Copy out every line containing the word "maintenu".
* start Supplied records *
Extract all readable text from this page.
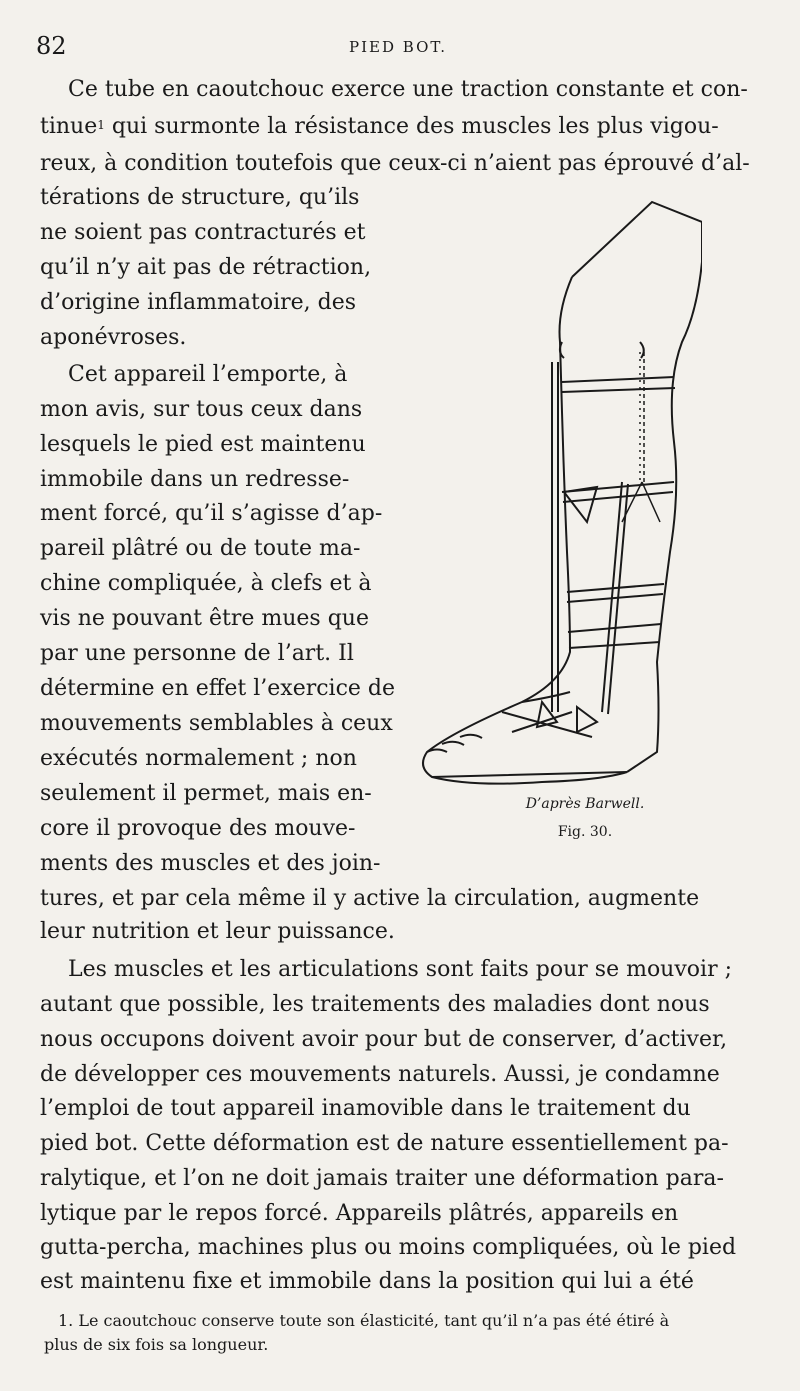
82	PIED BOT.
Ce tube en caoutchouc exerce une traction constante et con-
tinue$^1$ qui surmonte la résistance des muscles les plus vigou-
reux, à condition toutefois que ceux-ci n’aient pas éprouvé d’al-
térations de structure, qu’ils
ne soient pas contracturés et
qu’il n’y ait pas de rétraction,
d’origine inflammatoire, des
aponévroses.
Cet appareil l’emporte, à
mon avis, sur tous ceux dans
lesquels le pied est maintenu
immobile dans un redresse-
ment forcé, qu’il s’agisse d’ap-
pareil plâtré ou de toute ma-
chine compliquée, à clefs et à
vis ne pouvant être mues que
par une personne de l’art. Il
détermine en effet l’exercice de
mouvements semblables à ceux
exécutés normalement ; non
seulement il permet, mais en-
core il provoque des mouve-
ments des muscles et des join-
tures, et par cela même il y active la circulation, augmente
leur nutrition et leur puissance.
Les muscles et les articulations sont faits pour se mouvoir ;
autant que possible, les traitements des maladies dont nous
nous occupons doivent avoir pour but de conserver, d’activer,
de développer ces mouvements naturels. Aussi, je condamne
l’emploi de tout appareil inamovible dans le traitement du
pied bot. Cette déformation est de nature essentiellement pa-
ralytique, et l’on ne doit jamais traiter une déformation para-
lytique par le repos forcé. Appareils plâtrés, appareils en
gutta-percha, machines plus ou moins compliquées, où le pied
est maintenu fixe et immobile dans la position qui lui a été
D’après Barwell.
Fig. 30.
1. Le caoutchouc conserve toute son élasticité, tant qu’il n’a pas été étiré à
plus de six fois sa longueur.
* end Supplied records *
■ Answer ■
lesquels le pied est maintenu
est maintenu fixe et immobile dans la position qui lui a été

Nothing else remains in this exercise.